- EXERCISE DETAILS -
Show every line in the entries below where the word "this" appears.

- EXERCISE MATERIALS -
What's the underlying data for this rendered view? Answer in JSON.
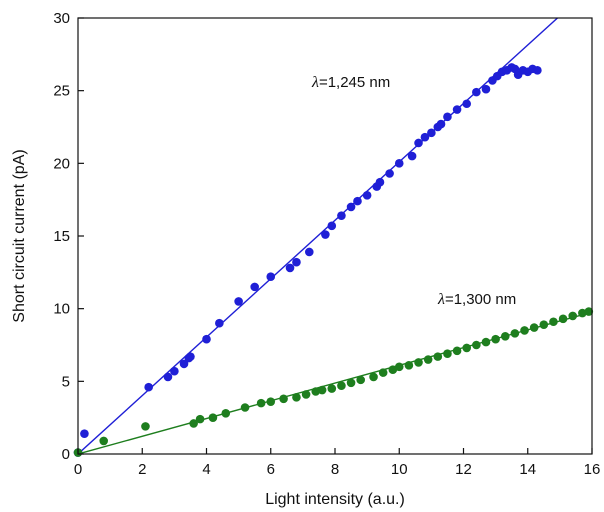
{
  "chart_data": {
    "type": "scatter",
    "title": "",
    "xlabel": "Light intensity (a.u.)",
    "ylabel": "Short circuit current (pA)",
    "xlim": [
      0,
      16
    ],
    "ylim": [
      0,
      30
    ],
    "xticks": [
      "0",
      "2",
      "4",
      "6",
      "8",
      "10",
      "12",
      "14",
      "16"
    ],
    "yticks": [
      "0",
      "5",
      "10",
      "15",
      "20",
      "25",
      "30"
    ],
    "grid": false,
    "legend": "none",
    "series": [
      {
        "symbol": "λ",
        "label_suffix": "=1,245 nm",
        "color": "#1f1fd6",
        "fit_slope": 2.01,
        "points": [
          [
            0.0,
            0.1
          ],
          [
            0.2,
            1.4
          ],
          [
            2.2,
            4.6
          ],
          [
            2.8,
            5.3
          ],
          [
            3.0,
            5.7
          ],
          [
            3.3,
            6.2
          ],
          [
            3.45,
            6.6
          ],
          [
            3.5,
            6.7
          ],
          [
            4.0,
            7.9
          ],
          [
            4.4,
            9.0
          ],
          [
            5.0,
            10.5
          ],
          [
            5.5,
            11.5
          ],
          [
            6.0,
            12.2
          ],
          [
            6.6,
            12.8
          ],
          [
            6.8,
            13.2
          ],
          [
            7.2,
            13.9
          ],
          [
            7.7,
            15.1
          ],
          [
            7.9,
            15.7
          ],
          [
            8.2,
            16.4
          ],
          [
            8.5,
            17.0
          ],
          [
            8.7,
            17.4
          ],
          [
            9.0,
            17.8
          ],
          [
            9.3,
            18.4
          ],
          [
            9.4,
            18.7
          ],
          [
            9.7,
            19.3
          ],
          [
            10.0,
            20.0
          ],
          [
            10.4,
            20.5
          ],
          [
            10.6,
            21.4
          ],
          [
            10.8,
            21.8
          ],
          [
            11.0,
            22.1
          ],
          [
            11.2,
            22.5
          ],
          [
            11.3,
            22.7
          ],
          [
            11.5,
            23.2
          ],
          [
            11.8,
            23.7
          ],
          [
            12.1,
            24.1
          ],
          [
            12.4,
            24.9
          ],
          [
            12.7,
            25.1
          ],
          [
            12.9,
            25.7
          ],
          [
            13.05,
            26.0
          ],
          [
            13.2,
            26.3
          ],
          [
            13.35,
            26.4
          ],
          [
            13.5,
            26.6
          ],
          [
            13.6,
            26.5
          ],
          [
            13.7,
            26.1
          ],
          [
            13.85,
            26.4
          ],
          [
            14.0,
            26.3
          ],
          [
            14.15,
            26.5
          ],
          [
            14.3,
            26.4
          ]
        ]
      },
      {
        "symbol": "λ",
        "label_suffix": "=1,300 nm",
        "color": "#1e7e1e",
        "fit_slope": 0.61,
        "points": [
          [
            0.0,
            0.1
          ],
          [
            0.8,
            0.9
          ],
          [
            2.1,
            1.9
          ],
          [
            3.6,
            2.1
          ],
          [
            3.8,
            2.4
          ],
          [
            4.2,
            2.5
          ],
          [
            4.6,
            2.8
          ],
          [
            5.2,
            3.2
          ],
          [
            5.7,
            3.5
          ],
          [
            6.0,
            3.6
          ],
          [
            6.4,
            3.8
          ],
          [
            6.8,
            3.9
          ],
          [
            7.1,
            4.1
          ],
          [
            7.4,
            4.3
          ],
          [
            7.6,
            4.4
          ],
          [
            7.9,
            4.5
          ],
          [
            8.2,
            4.7
          ],
          [
            8.5,
            4.9
          ],
          [
            8.8,
            5.1
          ],
          [
            9.2,
            5.3
          ],
          [
            9.5,
            5.6
          ],
          [
            9.8,
            5.8
          ],
          [
            10.0,
            6.0
          ],
          [
            10.3,
            6.1
          ],
          [
            10.6,
            6.3
          ],
          [
            10.9,
            6.5
          ],
          [
            11.2,
            6.7
          ],
          [
            11.5,
            6.9
          ],
          [
            11.8,
            7.1
          ],
          [
            12.1,
            7.3
          ],
          [
            12.4,
            7.5
          ],
          [
            12.7,
            7.7
          ],
          [
            13.0,
            7.9
          ],
          [
            13.3,
            8.1
          ],
          [
            13.6,
            8.3
          ],
          [
            13.9,
            8.5
          ],
          [
            14.2,
            8.7
          ],
          [
            14.5,
            8.9
          ],
          [
            14.8,
            9.1
          ],
          [
            15.1,
            9.3
          ],
          [
            15.4,
            9.5
          ],
          [
            15.7,
            9.7
          ],
          [
            15.9,
            9.8
          ]
        ]
      }
    ]
  }
}
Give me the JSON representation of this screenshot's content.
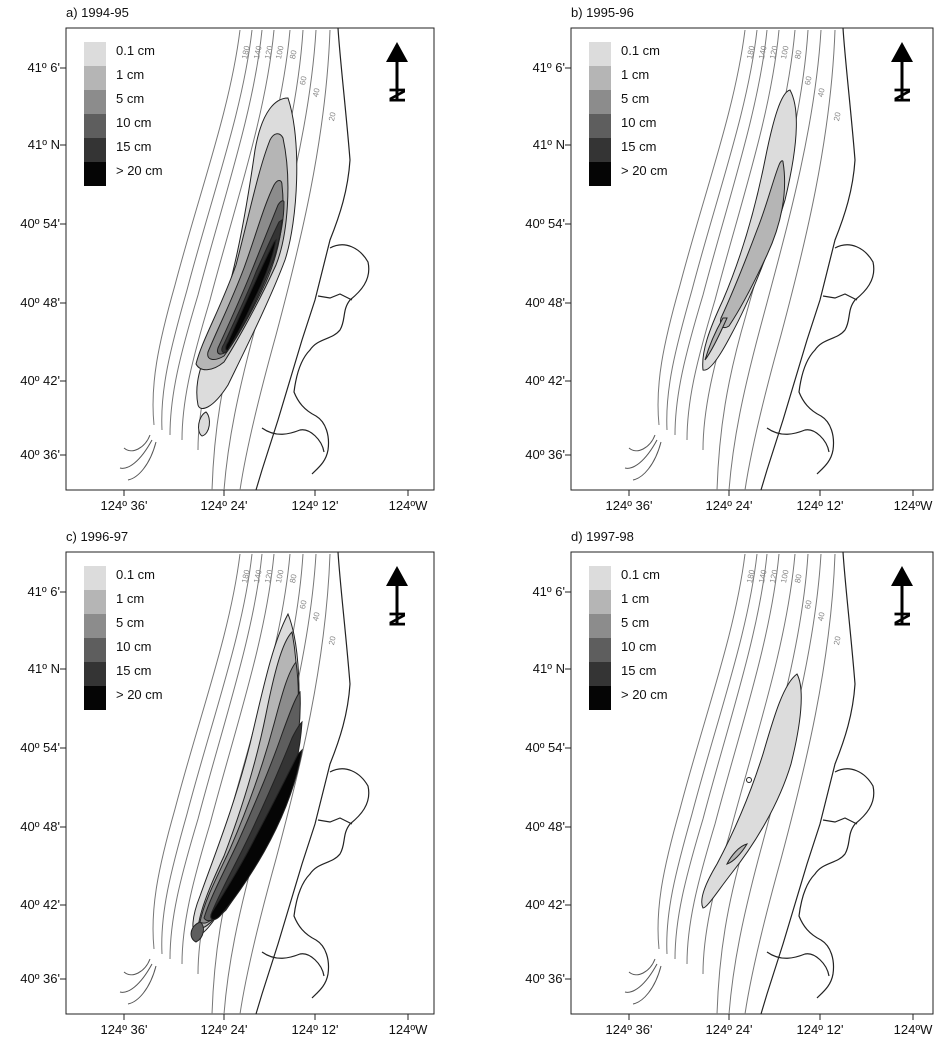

- REPLY TO THE EXERCISE -
What's the underlying data for this rendered view? Answer in JSON.
Give me the JSON representation of this screenshot's content.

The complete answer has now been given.